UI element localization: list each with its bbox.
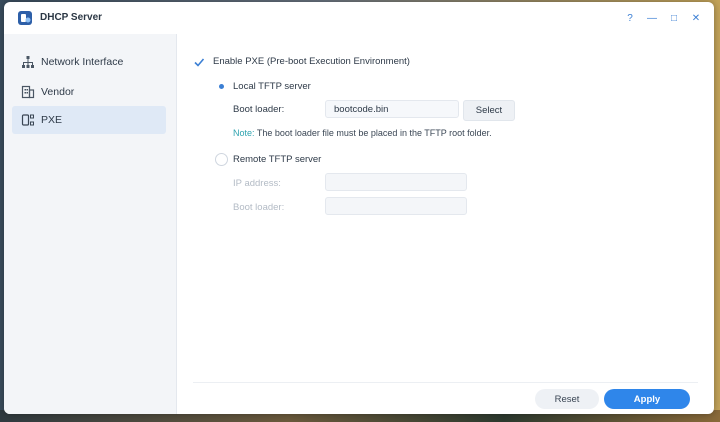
enable-pxe-label: Enable PXE (Pre-boot Execution Environme… bbox=[213, 56, 410, 67]
local-tftp-label: Local TFTP server bbox=[233, 81, 311, 92]
apply-button[interactable]: Apply bbox=[604, 389, 690, 409]
local-tftp-radio[interactable] bbox=[215, 80, 228, 93]
note-prefix: Note: bbox=[233, 128, 255, 138]
remote-tftp-label: Remote TFTP server bbox=[233, 154, 322, 165]
pxe-icon bbox=[21, 114, 34, 126]
remote-tftp-radio[interactable] bbox=[215, 153, 228, 166]
remote-boot-loader-label: Boot loader: bbox=[233, 202, 285, 213]
vendor-icon bbox=[21, 85, 35, 99]
dhcp-server-window: DHCP Server ? — □ ✕ Network Interface Ve… bbox=[4, 2, 714, 414]
minimize-icon[interactable]: — bbox=[642, 9, 662, 27]
help-icon[interactable]: ? bbox=[620, 9, 640, 27]
title-bar[interactable]: DHCP Server ? — □ ✕ bbox=[4, 2, 714, 34]
ip-address-label: IP address: bbox=[233, 178, 281, 189]
boot-loader-label: Boot loader: bbox=[233, 104, 285, 115]
pxe-settings-panel: Enable PXE (Pre-boot Execution Environme… bbox=[177, 34, 714, 414]
remote-boot-loader-field[interactable] bbox=[325, 197, 467, 215]
note-text: The boot loader file must be placed in t… bbox=[254, 128, 492, 138]
sidebar: Network Interface Vendor PXE bbox=[4, 34, 177, 414]
dhcp-app-icon bbox=[18, 11, 32, 25]
window-controls: ? — □ ✕ bbox=[620, 9, 706, 27]
enable-pxe-checkbox[interactable] bbox=[193, 56, 205, 68]
ip-address-field[interactable] bbox=[325, 173, 467, 191]
close-icon[interactable]: ✕ bbox=[686, 9, 706, 27]
window-title: DHCP Server bbox=[40, 12, 103, 23]
sidebar-item-label: Vendor bbox=[41, 86, 75, 98]
select-button[interactable]: Select bbox=[463, 100, 515, 121]
maximize-icon[interactable]: □ bbox=[664, 9, 684, 27]
sidebar-item-pxe[interactable]: PXE bbox=[12, 106, 166, 134]
sidebar-item-network-interface[interactable]: Network Interface bbox=[12, 48, 166, 76]
footer-divider bbox=[193, 382, 698, 383]
boot-loader-field[interactable]: bootcode.bin bbox=[325, 100, 459, 118]
sidebar-item-label: Network Interface bbox=[41, 56, 124, 68]
reset-button[interactable]: Reset bbox=[535, 389, 599, 409]
sidebar-item-vendor[interactable]: Vendor bbox=[12, 78, 166, 106]
boot-loader-note: Note: The boot loader file must be place… bbox=[233, 128, 492, 138]
sidebar-item-label: PXE bbox=[41, 114, 63, 126]
network-icon bbox=[22, 56, 34, 68]
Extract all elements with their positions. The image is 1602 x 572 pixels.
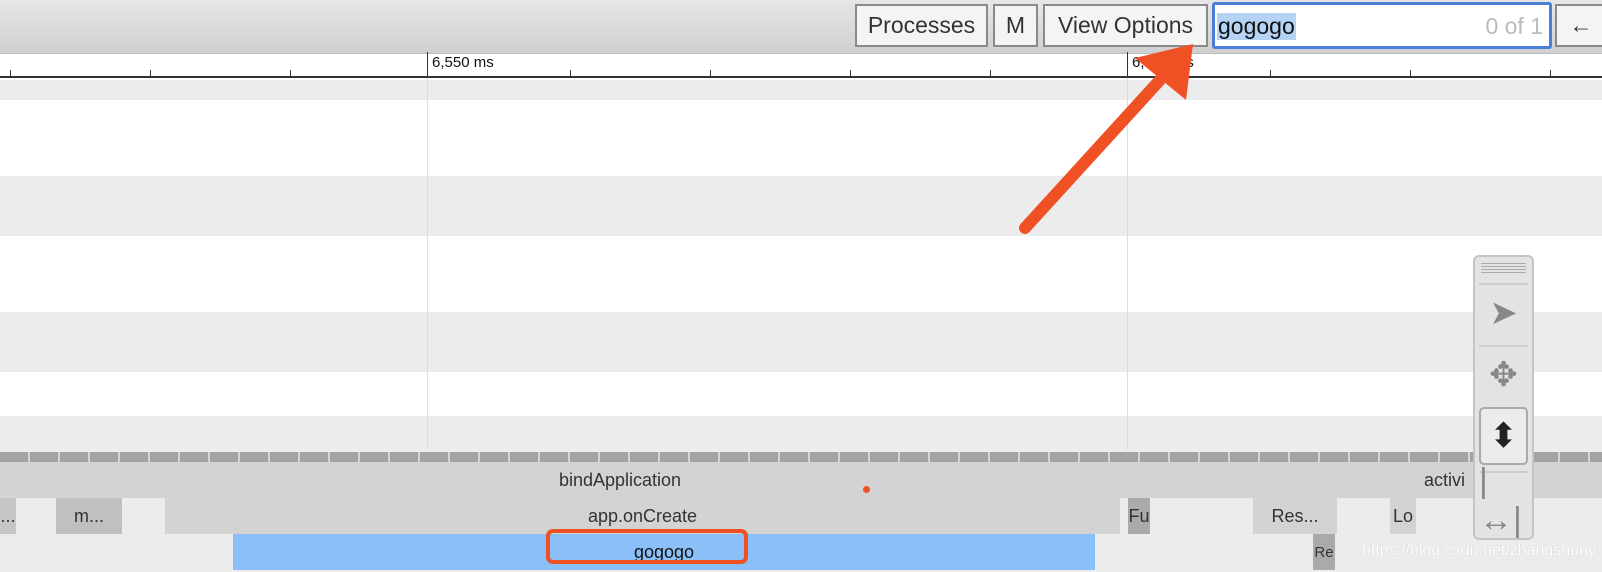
- pan-icon[interactable]: ✥: [1479, 345, 1528, 403]
- select-icon[interactable]: ➤: [1479, 283, 1528, 341]
- zoom-icon[interactable]: ⬍: [1479, 407, 1528, 465]
- watermark: https://blog.csdn.net/zhangshuny: [1362, 542, 1596, 559]
- palette-drag-handle[interactable]: [1481, 263, 1526, 275]
- timing-icon[interactable]: |↔|: [1479, 462, 1528, 539]
- annotation-arrow-icon: [1019, 44, 1193, 234]
- tool-palette: ➤ ✥ ⬍ |↔|: [1473, 255, 1534, 540]
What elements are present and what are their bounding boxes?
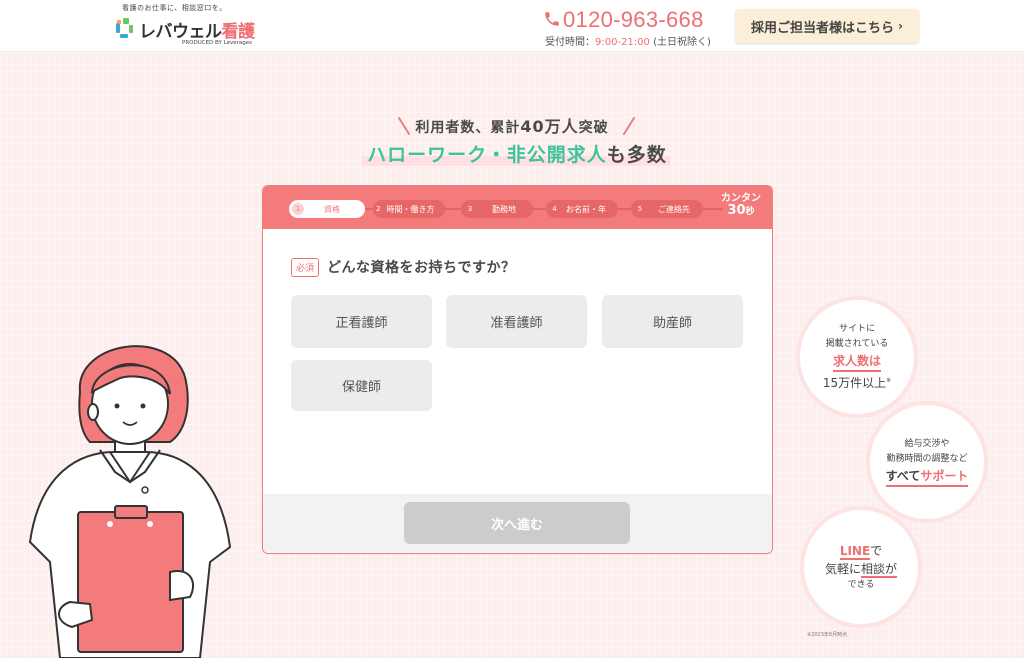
next-button[interactable]: 次へ進む [404,502,630,544]
step-5: 5 ご連絡先 [631,200,703,218]
question-row: 必須 どんな資格をお持ちですか？ [291,256,516,278]
logo-produced-by: PRODUCED BY Leverages [182,40,252,46]
required-badge: 必須 [291,257,320,277]
employer-link-button[interactable]: 採用ご担当者様はこちら › [735,9,919,43]
phone-hours: 受付時間：9:00-21:00 (土日祝除く) [545,37,711,48]
step-1: 1 資格 [289,200,365,218]
step-2: 2 時間・働き方 [373,200,445,218]
phone-number[interactable]: 0120-963-668 [563,7,704,33]
nurse-illustration [28,345,232,658]
feature-line-consult: LINEで 気軽に相談が できる [804,510,918,624]
option-public-health-nurse[interactable]: 保健師 [291,360,432,411]
phone-icon [545,12,559,26]
step-4: 4 お名前・年 [546,200,618,218]
feature-support: 給与交渉や 勤務時間の調整など すべてサポート [870,405,984,519]
hero-headline-1: 利用者数、累計40万人突破 [415,117,609,136]
feature-job-count: サイトに 掲載されている 求人数は 15万件以上※ [800,300,914,414]
phone-contact[interactable]: 0120-963-668 受付時間：9:00-21:00 (土日祝除く) [543,5,723,48]
option-midwife[interactable]: 助産師 [602,295,743,348]
chevron-right-icon: › [898,19,903,33]
logo-mark-icon [116,18,133,38]
question-text: どんな資格をお持ちですか？ [327,260,516,276]
slash-right-icon [623,117,635,135]
employer-link-label: 採用ご担当者様はこちら [751,20,895,36]
logo-name: レバウェル看護 [139,22,255,42]
step-3: 3 勤務地 [461,200,533,218]
option-registered-nurse[interactable]: 正看護師 [291,295,432,348]
logo-tagline: 看護のお仕事に、相談窓口を。 [122,4,227,12]
option-assistant-nurse[interactable]: 准看護師 [446,295,587,348]
progress-stepbar: 1 資格 2 時間・働き方 3 勤務地 4 お名前・年 5 ご連絡先 カンタン 30秒 [263,186,772,229]
site-logo[interactable]: 看護のお仕事に、相談窓口を。 レバウェル看護 PRODUCED BY Lever… [114,3,264,49]
hero-headline-2: ハローワーク・非公開求人も多数 [367,144,667,166]
footnote: ※2023年6月時点 [807,632,848,638]
form-footer: 次へ進む [263,494,772,553]
qualification-form-card: 1 資格 2 時間・働き方 3 勤務地 4 お名前・年 5 ご連絡先 カンタン 30秒 必… [262,185,773,554]
time-estimate-badge: カンタン 30秒 [721,193,761,218]
site-header: 看護のお仕事に、相談窓口を。 レバウェル看護 PRODUCED BY Lever… [0,0,1024,52]
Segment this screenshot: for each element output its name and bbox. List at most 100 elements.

━━━

◆ WORK INSTRUCTIONS ◆
Extract everything from the line containing "- pan-icon[interactable]: ✥: [1479, 345, 1528, 403]" down to the line containing "542, 1596, 559]", both included, and repeat those lines exactly.

◆ COMPLETE RESPONSE ◆
- pan-icon[interactable]: ✥: [1479, 345, 1528, 403]
- select-icon[interactable]: ➤: [1479, 283, 1528, 341]
- zoom-icon[interactable]: ⬍: [1479, 407, 1528, 465]
- watermark: https://blog.csdn.net/zhangshuny: [1362, 542, 1596, 559]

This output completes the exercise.